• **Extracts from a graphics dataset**
· · ·
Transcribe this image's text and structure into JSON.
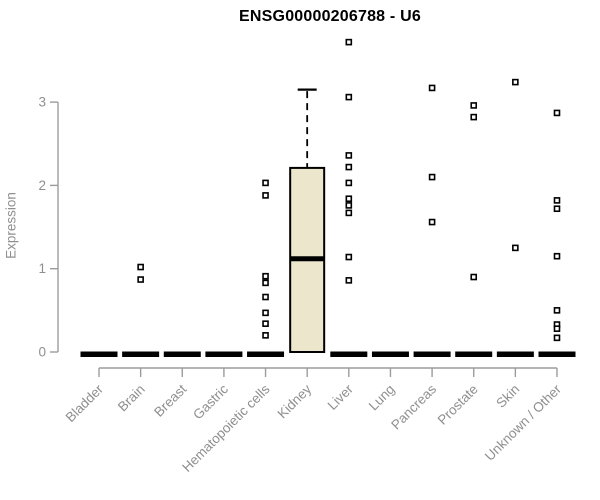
{
  "chart_data": {
    "type": "boxplot",
    "title": "ENSG00000206788 - U6",
    "ylabel": "Expression",
    "xlabel": "",
    "ylim": [
      0,
      3.75
    ],
    "yticks": [
      0,
      1,
      2,
      3
    ],
    "grid": false,
    "legend_position": "none",
    "categories": [
      "Bladder",
      "Brain",
      "Breast",
      "Gastric",
      "Hematopoietic cells",
      "Kidney",
      "Liver",
      "Lung",
      "Pancreas",
      "Prostate",
      "Skin",
      "Unknown / Other"
    ],
    "boxes": [
      {
        "category": "Bladder",
        "q1": 0,
        "median": 0,
        "q3": 0,
        "whisker_low": 0,
        "whisker_high": 0,
        "outliers": []
      },
      {
        "category": "Brain",
        "q1": 0,
        "median": 0,
        "q3": 0,
        "whisker_low": 0,
        "whisker_high": 0,
        "outliers": [
          1.02,
          0.87
        ]
      },
      {
        "category": "Breast",
        "q1": 0,
        "median": 0,
        "q3": 0,
        "whisker_low": 0,
        "whisker_high": 0,
        "outliers": []
      },
      {
        "category": "Gastric",
        "q1": 0,
        "median": 0,
        "q3": 0,
        "whisker_low": 0,
        "whisker_high": 0,
        "outliers": []
      },
      {
        "category": "Hematopoietic cells",
        "q1": 0,
        "median": 0,
        "q3": 0,
        "whisker_low": 0,
        "whisker_high": 0,
        "outliers": [
          2.03,
          1.88,
          0.91,
          0.83,
          0.66,
          0.47,
          0.34,
          0.2
        ]
      },
      {
        "category": "Kidney",
        "q1": 0,
        "median": 1.12,
        "q3": 2.21,
        "whisker_low": 0,
        "whisker_high": 3.15,
        "outliers": []
      },
      {
        "category": "Liver",
        "q1": 0,
        "median": 0,
        "q3": 0,
        "whisker_low": 0,
        "whisker_high": 0,
        "outliers": [
          3.72,
          3.06,
          2.36,
          2.22,
          2.03,
          1.84,
          1.76,
          1.67,
          1.14,
          0.86
        ]
      },
      {
        "category": "Lung",
        "q1": 0,
        "median": 0,
        "q3": 0,
        "whisker_low": 0,
        "whisker_high": 0,
        "outliers": []
      },
      {
        "category": "Pancreas",
        "q1": 0,
        "median": 0,
        "q3": 0,
        "whisker_low": 0,
        "whisker_high": 0,
        "outliers": [
          3.17,
          2.1,
          1.56
        ]
      },
      {
        "category": "Prostate",
        "q1": 0,
        "median": 0,
        "q3": 0,
        "whisker_low": 0,
        "whisker_high": 0,
        "outliers": [
          2.96,
          2.82,
          0.9
        ]
      },
      {
        "category": "Skin",
        "q1": 0,
        "median": 0,
        "q3": 0,
        "whisker_low": 0,
        "whisker_high": 0,
        "outliers": [
          3.24,
          1.25
        ]
      },
      {
        "category": "Unknown / Other",
        "q1": 0,
        "median": 0,
        "q3": 0,
        "whisker_low": 0,
        "whisker_high": 0,
        "outliers": [
          2.87,
          1.82,
          1.72,
          1.15,
          0.5,
          0.33,
          0.28,
          0.17
        ]
      }
    ],
    "colors": {
      "box_fill": "#ece6cc",
      "box_stroke": "#000000",
      "median": "#000000",
      "whisker": "#000000",
      "outlier_stroke": "#000000",
      "outlier_fill": "#ffffff",
      "axis_line": "#9c9c9c",
      "tick_text": "#8f8f8f",
      "title_text": "#000000"
    }
  }
}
· · ·
• **What is required**
Find how many lines of the entries contain "Other". Respond with the number only.

• **Written answer**
2